begin Extracted records
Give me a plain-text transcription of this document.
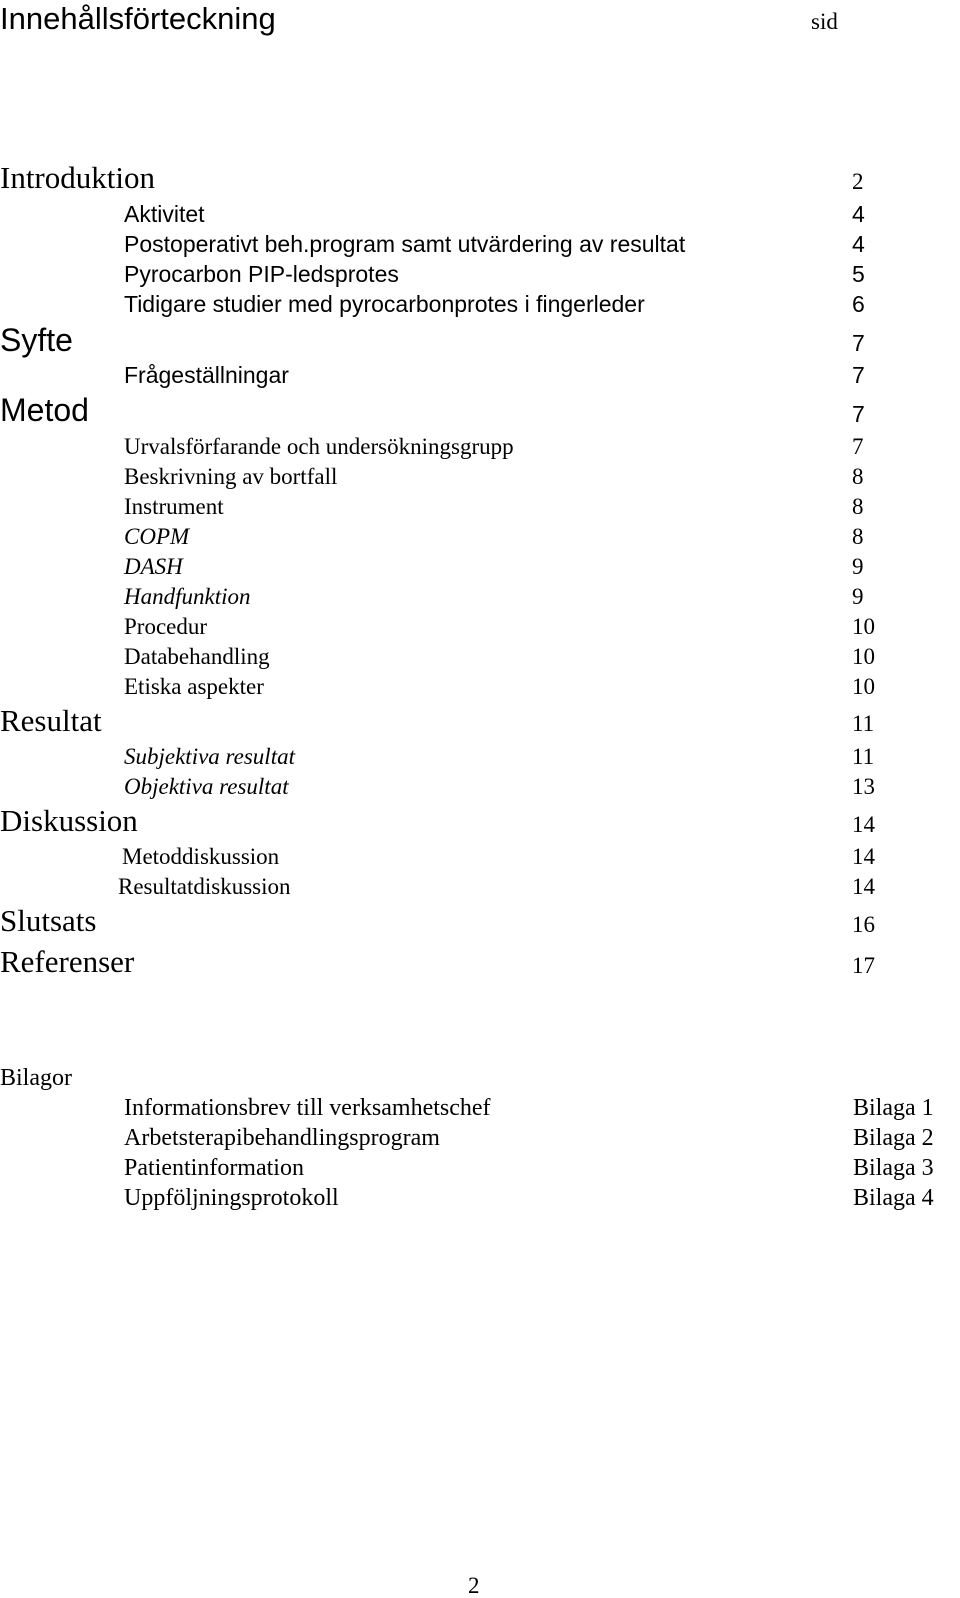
Innehållsförteckning	sid
Introduktion	2
Aktivitet	4
Postoperativt beh.program samt utvärdering av resultat	4
Pyrocarbon PIP-ledsprotes	5
Tidigare studier med pyrocarbonprotes i fingerleder	6
Syfte	7
Frågeställningar	7
Metod	7
Urvalsförfarande och undersökningsgrupp	7
Beskrivning av bortfall	8
Instrument	8
COPM	8
DASH	9
Handfunktion	9
Procedur	10
Databehandling	10
Etiska aspekter	10
Resultat	11
Subjektiva resultat	11
Objektiva resultat	13
Diskussion	14
Metoddiskussion	14
Resultatdiskussion	14
Slutsats	16
Referenser	17
Bilagor
Informationsbrev till verksamhetschef	Bilaga 1
Arbetsterapibehandlingsprogram	Bilaga 2
Patientinformation	Bilaga 3
Uppföljningsprotokoll	Bilaga 4
2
end Extracted records
> _Aim_: Every line above that contains the word "Bilaga" should be reported.

> _Response to this task_:
Informationsbrev till verksamhetschef	Bilaga 1
Arbetsterapibehandlingsprogram	Bilaga 2
Patientinformation	Bilaga 3
Uppföljningsprotokoll	Bilaga 4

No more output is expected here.